* WHAT THIS TASK INVOLVES
The data below should be restated word for word, with every picture omitted.

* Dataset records

+ + +

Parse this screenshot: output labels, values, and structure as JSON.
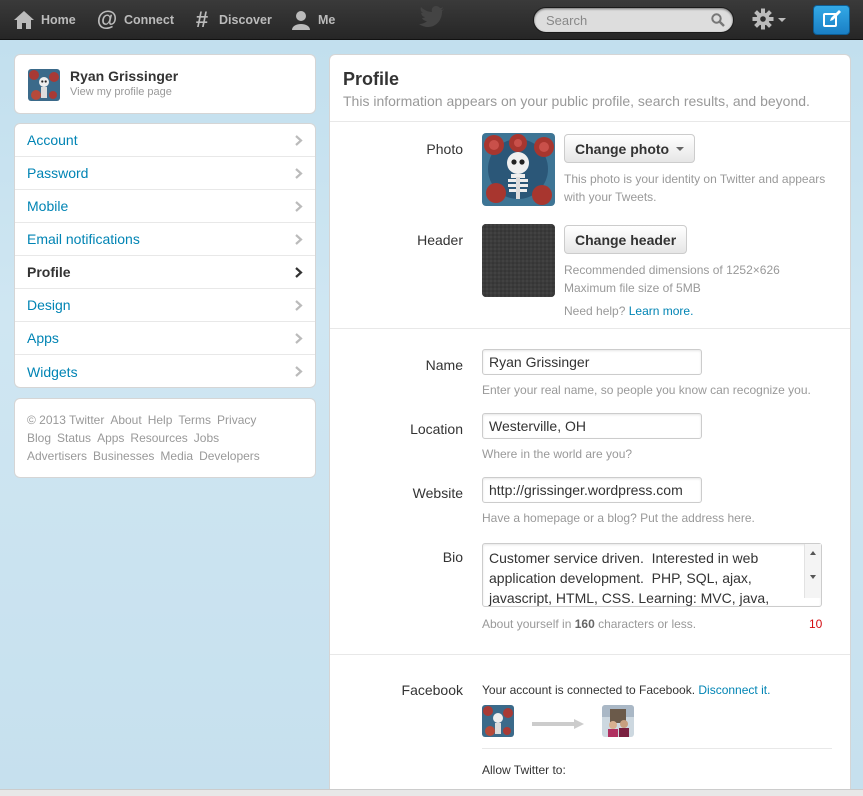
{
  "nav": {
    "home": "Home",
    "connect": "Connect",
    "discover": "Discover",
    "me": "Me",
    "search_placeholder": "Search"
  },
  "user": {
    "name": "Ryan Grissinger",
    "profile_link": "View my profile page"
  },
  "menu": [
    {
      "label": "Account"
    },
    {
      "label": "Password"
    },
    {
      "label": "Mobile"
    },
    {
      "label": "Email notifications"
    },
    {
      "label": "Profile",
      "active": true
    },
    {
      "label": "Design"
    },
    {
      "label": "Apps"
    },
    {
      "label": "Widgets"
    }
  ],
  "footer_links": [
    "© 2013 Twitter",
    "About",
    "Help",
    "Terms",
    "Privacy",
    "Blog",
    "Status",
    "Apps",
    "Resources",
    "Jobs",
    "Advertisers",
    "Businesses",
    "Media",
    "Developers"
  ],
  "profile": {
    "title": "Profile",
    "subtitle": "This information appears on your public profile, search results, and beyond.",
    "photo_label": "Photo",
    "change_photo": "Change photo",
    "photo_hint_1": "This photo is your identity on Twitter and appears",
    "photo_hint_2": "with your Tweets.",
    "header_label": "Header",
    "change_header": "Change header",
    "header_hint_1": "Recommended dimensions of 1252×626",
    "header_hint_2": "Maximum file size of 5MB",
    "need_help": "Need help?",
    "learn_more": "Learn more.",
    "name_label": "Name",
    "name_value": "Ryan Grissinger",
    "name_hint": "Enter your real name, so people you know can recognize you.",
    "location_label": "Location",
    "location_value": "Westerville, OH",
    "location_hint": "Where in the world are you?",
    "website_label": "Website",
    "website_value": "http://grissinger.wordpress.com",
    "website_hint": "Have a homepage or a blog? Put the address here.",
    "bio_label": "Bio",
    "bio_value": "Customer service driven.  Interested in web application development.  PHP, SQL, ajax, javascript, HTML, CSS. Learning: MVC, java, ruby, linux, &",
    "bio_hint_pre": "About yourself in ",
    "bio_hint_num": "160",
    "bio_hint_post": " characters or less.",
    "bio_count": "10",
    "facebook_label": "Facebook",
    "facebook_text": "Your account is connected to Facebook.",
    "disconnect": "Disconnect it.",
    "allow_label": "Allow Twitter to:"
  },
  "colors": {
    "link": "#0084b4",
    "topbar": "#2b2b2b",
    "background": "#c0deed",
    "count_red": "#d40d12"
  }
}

+ + +

* TASK ANSWER
Parse this screenshot: output labels, values, and structure as JSON.
{
  "nav": {
    "home": "Home",
    "connect": "Connect",
    "discover": "Discover",
    "me": "Me",
    "search_placeholder": "Search"
  },
  "user": {
    "name": "Ryan Grissinger",
    "profile_link": "View my profile page"
  },
  "menu": [
    {
      "label": "Account"
    },
    {
      "label": "Password"
    },
    {
      "label": "Mobile"
    },
    {
      "label": "Email notifications"
    },
    {
      "label": "Profile",
      "active": true
    },
    {
      "label": "Design"
    },
    {
      "label": "Apps"
    },
    {
      "label": "Widgets"
    }
  ],
  "footer_links": [
    "© 2013 Twitter",
    "About",
    "Help",
    "Terms",
    "Privacy",
    "Blog",
    "Status",
    "Apps",
    "Resources",
    "Jobs",
    "Advertisers",
    "Businesses",
    "Media",
    "Developers"
  ],
  "profile": {
    "title": "Profile",
    "subtitle": "This information appears on your public profile, search results, and beyond.",
    "photo_label": "Photo",
    "change_photo": "Change photo",
    "photo_hint_1": "This photo is your identity on Twitter and appears",
    "photo_hint_2": "with your Tweets.",
    "header_label": "Header",
    "change_header": "Change header",
    "header_hint_1": "Recommended dimensions of 1252×626",
    "header_hint_2": "Maximum file size of 5MB",
    "need_help": "Need help?",
    "learn_more": "Learn more.",
    "name_label": "Name",
    "name_value": "Ryan Grissinger",
    "name_hint": "Enter your real name, so people you know can recognize you.",
    "location_label": "Location",
    "location_value": "Westerville, OH",
    "location_hint": "Where in the world are you?",
    "website_label": "Website",
    "website_value": "http://grissinger.wordpress.com",
    "website_hint": "Have a homepage or a blog? Put the address here.",
    "bio_label": "Bio",
    "bio_value": "Customer service driven.  Interested in web application development.  PHP, SQL, ajax, javascript, HTML, CSS. Learning: MVC, java, ruby, linux, &",
    "bio_hint_pre": "About yourself in ",
    "bio_hint_num": "160",
    "bio_hint_post": " characters or less.",
    "bio_count": "10",
    "facebook_label": "Facebook",
    "facebook_text": "Your account is connected to Facebook.",
    "disconnect": "Disconnect it.",
    "allow_label": "Allow Twitter to:"
  },
  "colors": {
    "link": "#0084b4",
    "topbar": "#2b2b2b",
    "background": "#c0deed",
    "count_red": "#d40d12"
  }
}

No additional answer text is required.